● **Directions for this task**: Go through the data below and copy it exactly, skipping every picture.

------------------------------------------------

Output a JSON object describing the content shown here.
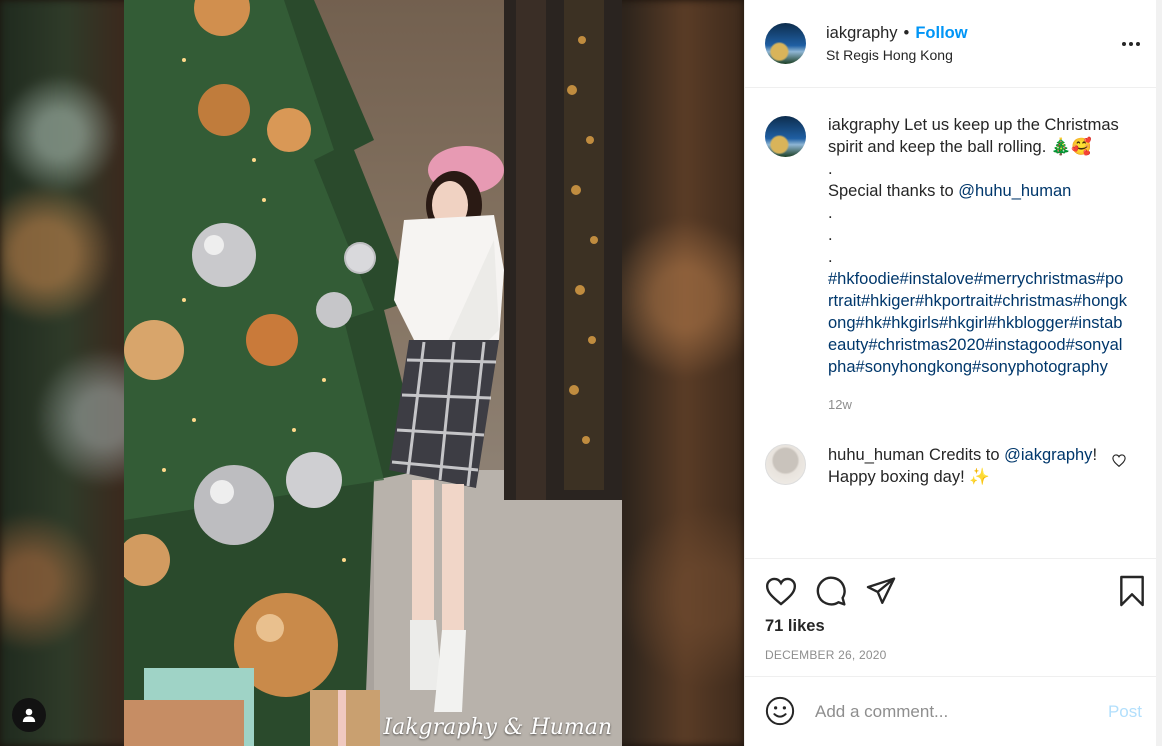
{
  "header": {
    "username": "iakgraphy",
    "separator": "•",
    "follow_label": "Follow",
    "location": "St Regis Hong Kong"
  },
  "photo": {
    "watermark": "Iakgraphy & Human"
  },
  "caption": {
    "username": "iakgraphy",
    "text_part1": "Let us keep up the Christmas spirit and keep the ball rolling. 🎄🥰\n.\nSpecial thanks to ",
    "mention": "@huhu_human",
    "text_part2": "\n.\n.\n.\n",
    "hashtags": "#hkfoodie#instalove#merrychristmas#portrait#hkiger#hkportrait#christmas#hongkong#hk#hkgirls#hkgirl#hkblogger#instabeauty#christmas2020#instagood#sonyalpha#sonyhongkong#sonyphotography",
    "age": "12w"
  },
  "comment": {
    "username": "huhu_human",
    "text_part1": "Credits to",
    "mention": "@iakgraphy",
    "text_part2": "! Happy boxing day! ✨"
  },
  "actions": {
    "likes": "71 likes",
    "date": "DECEMBER 26, 2020"
  },
  "add_comment": {
    "placeholder": "Add a comment...",
    "post_label": "Post"
  },
  "colors": {
    "accent": "#0095f6",
    "link": "#00376b",
    "muted": "#8e8e8e",
    "post_disabled": "#b2dffc"
  }
}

------------------------------------------------

● **Solution**:
Output a JSON object describing the content shown here.
{
  "header": {
    "username": "iakgraphy",
    "separator": "•",
    "follow_label": "Follow",
    "location": "St Regis Hong Kong"
  },
  "photo": {
    "watermark": "Iakgraphy & Human"
  },
  "caption": {
    "username": "iakgraphy",
    "text_part1": "Let us keep up the Christmas spirit and keep the ball rolling. 🎄🥰\n.\nSpecial thanks to ",
    "mention": "@huhu_human",
    "text_part2": "\n.\n.\n.\n",
    "hashtags": "#hkfoodie#instalove#merrychristmas#portrait#hkiger#hkportrait#christmas#hongkong#hk#hkgirls#hkgirl#hkblogger#instabeauty#christmas2020#instagood#sonyalpha#sonyhongkong#sonyphotography",
    "age": "12w"
  },
  "comment": {
    "username": "huhu_human",
    "text_part1": "Credits to",
    "mention": "@iakgraphy",
    "text_part2": "! Happy boxing day! ✨"
  },
  "actions": {
    "likes": "71 likes",
    "date": "DECEMBER 26, 2020"
  },
  "add_comment": {
    "placeholder": "Add a comment...",
    "post_label": "Post"
  },
  "colors": {
    "accent": "#0095f6",
    "link": "#00376b",
    "muted": "#8e8e8e",
    "post_disabled": "#b2dffc"
  }
}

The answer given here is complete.